• _What to do_
Go through the listing below and gather every line with the word "parce".

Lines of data
####

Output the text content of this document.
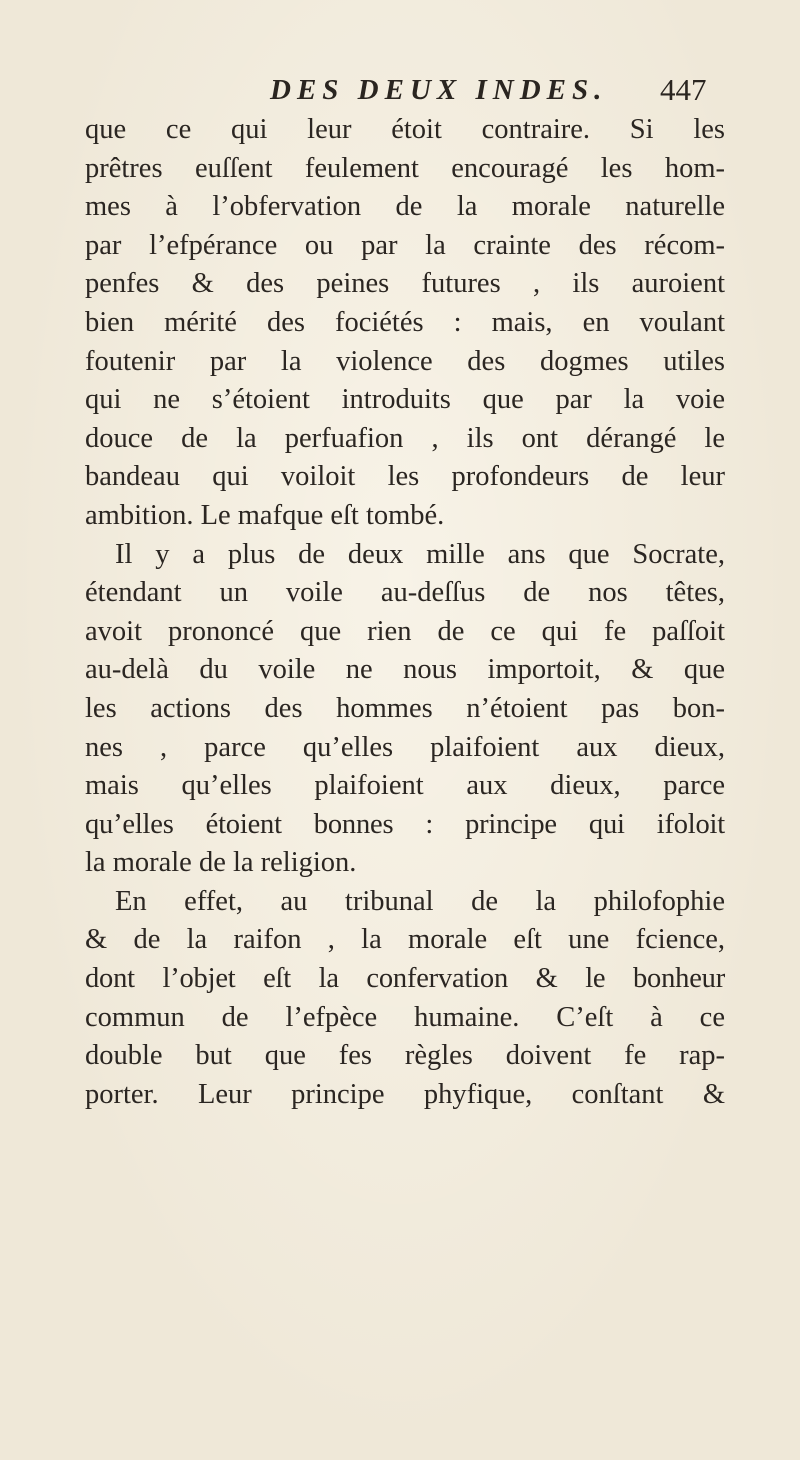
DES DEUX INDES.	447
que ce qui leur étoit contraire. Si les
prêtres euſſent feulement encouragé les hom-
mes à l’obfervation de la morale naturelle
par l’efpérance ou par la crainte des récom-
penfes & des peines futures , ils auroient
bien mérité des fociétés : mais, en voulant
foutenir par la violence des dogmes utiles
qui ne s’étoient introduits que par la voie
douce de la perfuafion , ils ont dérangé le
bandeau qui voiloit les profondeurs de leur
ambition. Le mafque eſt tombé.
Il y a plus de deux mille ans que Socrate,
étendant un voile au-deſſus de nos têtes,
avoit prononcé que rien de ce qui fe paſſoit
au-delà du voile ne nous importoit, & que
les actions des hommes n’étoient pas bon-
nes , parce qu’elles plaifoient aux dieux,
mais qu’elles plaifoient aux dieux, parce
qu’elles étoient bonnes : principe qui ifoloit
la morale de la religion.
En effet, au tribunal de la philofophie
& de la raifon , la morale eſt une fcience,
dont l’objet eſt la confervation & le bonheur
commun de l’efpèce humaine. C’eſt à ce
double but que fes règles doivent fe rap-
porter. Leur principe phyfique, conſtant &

####

• _Result of this task_
nes , parce qu’elles plaifoient aux dieux,
mais qu’elles plaifoient aux dieux, parce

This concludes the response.